-- Job --
Reproduce the listing below character for character; drop every image.

-- Dataset records --
------------------------------
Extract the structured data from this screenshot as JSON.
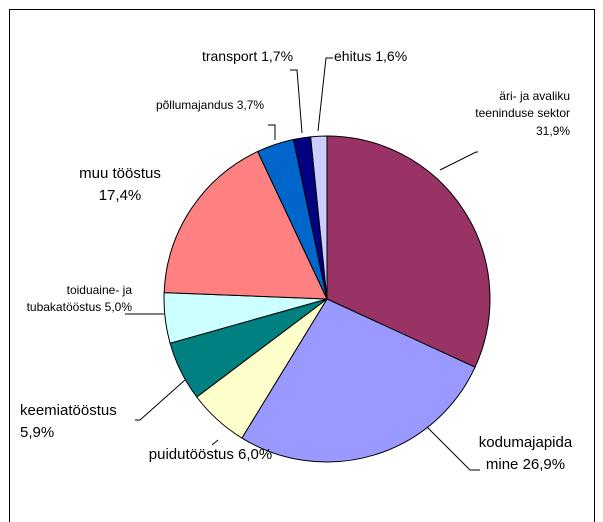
{
  "chart_data": {
    "type": "pie",
    "categories": [
      "äri- ja avaliku teeninduse sektor",
      "kodumajapidamine",
      "puidutööstus",
      "keemiatööstus",
      "toiduaine- ja tubakatööstus",
      "muu tööstus",
      "põllumajandus",
      "transport",
      "ehitus"
    ],
    "values": [
      31.9,
      26.9,
      6.0,
      5.9,
      5.0,
      17.4,
      3.7,
      1.7,
      1.6
    ],
    "value_labels": [
      "31,9%",
      "26,9%",
      "6,0%",
      "5,9%",
      "5,0%",
      "17,4%",
      "3,7%",
      "1,7%",
      "1,6%"
    ],
    "colors": [
      "#993366",
      "#9999ff",
      "#ffffcc",
      "#008080",
      "#ccffff",
      "#ff8080",
      "#0066cc",
      "#000080",
      "#ccccff"
    ]
  }
}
------------------------------
-- Solution below --
Extract the structured data from this screenshot as JSON.
{
  "chart_data": {
    "type": "pie",
    "categories": [
      "äri- ja avaliku teeninduse sektor",
      "kodumajapidamine",
      "puidutööstus",
      "keemiatööstus",
      "toiduaine- ja tubakatööstus",
      "muu tööstus",
      "põllumajandus",
      "transport",
      "ehitus"
    ],
    "values": [
      31.9,
      26.9,
      6.0,
      5.9,
      5.0,
      17.4,
      3.7,
      1.7,
      1.6
    ],
    "value_labels": [
      "31,9%",
      "26,9%",
      "6,0%",
      "5,9%",
      "5,0%",
      "17,4%",
      "3,7%",
      "1,7%",
      "1,6%"
    ],
    "colors": [
      "#993366",
      "#9999ff",
      "#ffffcc",
      "#008080",
      "#ccffff",
      "#ff8080",
      "#0066cc",
      "#000080",
      "#ccccff"
    ]
  }
}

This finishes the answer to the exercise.